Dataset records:
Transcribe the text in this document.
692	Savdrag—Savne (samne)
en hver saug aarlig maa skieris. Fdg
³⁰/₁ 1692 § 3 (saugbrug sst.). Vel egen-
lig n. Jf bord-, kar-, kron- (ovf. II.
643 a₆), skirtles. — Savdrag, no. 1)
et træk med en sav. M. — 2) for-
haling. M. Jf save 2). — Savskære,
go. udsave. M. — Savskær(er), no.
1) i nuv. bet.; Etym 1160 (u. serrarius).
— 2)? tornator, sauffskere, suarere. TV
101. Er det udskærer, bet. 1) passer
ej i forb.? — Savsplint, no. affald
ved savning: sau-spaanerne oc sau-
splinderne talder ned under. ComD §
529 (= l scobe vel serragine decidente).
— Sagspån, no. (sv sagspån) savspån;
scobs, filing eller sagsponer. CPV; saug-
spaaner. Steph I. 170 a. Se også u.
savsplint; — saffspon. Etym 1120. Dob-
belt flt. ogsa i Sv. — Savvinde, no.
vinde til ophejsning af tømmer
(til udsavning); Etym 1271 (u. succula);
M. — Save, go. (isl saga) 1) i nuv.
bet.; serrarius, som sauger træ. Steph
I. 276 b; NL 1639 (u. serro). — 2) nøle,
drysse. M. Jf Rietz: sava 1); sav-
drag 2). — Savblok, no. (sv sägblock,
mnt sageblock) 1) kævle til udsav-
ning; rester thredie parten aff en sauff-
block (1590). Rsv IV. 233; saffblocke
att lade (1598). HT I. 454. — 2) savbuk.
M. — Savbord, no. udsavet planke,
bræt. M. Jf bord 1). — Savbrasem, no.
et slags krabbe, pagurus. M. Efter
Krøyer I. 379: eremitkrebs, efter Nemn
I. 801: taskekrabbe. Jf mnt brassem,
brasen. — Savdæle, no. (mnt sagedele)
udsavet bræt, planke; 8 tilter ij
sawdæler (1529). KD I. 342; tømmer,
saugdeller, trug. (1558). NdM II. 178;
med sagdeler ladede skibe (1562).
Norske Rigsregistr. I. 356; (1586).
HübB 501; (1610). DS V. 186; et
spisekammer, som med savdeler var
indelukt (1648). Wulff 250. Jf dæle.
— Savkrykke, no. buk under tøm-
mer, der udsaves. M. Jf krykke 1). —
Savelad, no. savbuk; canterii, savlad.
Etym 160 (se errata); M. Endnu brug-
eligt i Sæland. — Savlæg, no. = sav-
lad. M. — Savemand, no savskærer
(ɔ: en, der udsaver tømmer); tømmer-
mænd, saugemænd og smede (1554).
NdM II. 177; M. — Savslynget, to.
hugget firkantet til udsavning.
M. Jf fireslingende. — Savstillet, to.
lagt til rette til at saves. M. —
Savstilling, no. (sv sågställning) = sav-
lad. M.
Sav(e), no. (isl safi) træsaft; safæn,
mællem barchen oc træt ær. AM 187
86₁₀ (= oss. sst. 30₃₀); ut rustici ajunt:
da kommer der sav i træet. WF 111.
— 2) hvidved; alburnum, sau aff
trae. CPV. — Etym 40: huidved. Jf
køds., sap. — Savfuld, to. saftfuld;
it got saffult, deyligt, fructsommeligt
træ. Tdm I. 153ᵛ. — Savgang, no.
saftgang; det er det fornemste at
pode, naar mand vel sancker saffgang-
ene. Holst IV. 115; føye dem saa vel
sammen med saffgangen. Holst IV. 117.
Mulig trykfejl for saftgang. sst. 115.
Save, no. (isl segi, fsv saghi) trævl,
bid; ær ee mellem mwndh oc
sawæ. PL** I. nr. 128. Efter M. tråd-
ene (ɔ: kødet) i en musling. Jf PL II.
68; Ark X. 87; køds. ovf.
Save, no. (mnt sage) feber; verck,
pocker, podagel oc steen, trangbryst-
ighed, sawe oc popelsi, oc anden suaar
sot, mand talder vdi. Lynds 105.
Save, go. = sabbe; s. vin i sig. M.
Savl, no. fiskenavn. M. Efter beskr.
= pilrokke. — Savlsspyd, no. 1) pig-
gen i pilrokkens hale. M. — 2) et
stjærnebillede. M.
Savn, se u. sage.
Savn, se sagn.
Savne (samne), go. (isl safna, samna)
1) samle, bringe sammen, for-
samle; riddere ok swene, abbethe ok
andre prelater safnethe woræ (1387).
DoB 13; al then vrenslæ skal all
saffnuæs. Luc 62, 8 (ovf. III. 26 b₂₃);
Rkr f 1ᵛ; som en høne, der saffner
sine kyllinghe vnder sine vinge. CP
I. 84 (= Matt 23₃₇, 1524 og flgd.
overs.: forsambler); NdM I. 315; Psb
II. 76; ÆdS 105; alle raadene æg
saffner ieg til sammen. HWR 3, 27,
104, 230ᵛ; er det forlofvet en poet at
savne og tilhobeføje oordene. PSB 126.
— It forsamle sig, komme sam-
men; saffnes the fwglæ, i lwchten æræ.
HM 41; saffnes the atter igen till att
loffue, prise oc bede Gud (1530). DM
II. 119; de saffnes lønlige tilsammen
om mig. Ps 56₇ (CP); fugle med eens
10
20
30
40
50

Your goal >> Look for the word "Steph" in every line of the listing and copy the lines that have it.

Output below >>
spaaner. Steph I. 170 a. Se også u.
bet.; serrarius, som sauger træ. Steph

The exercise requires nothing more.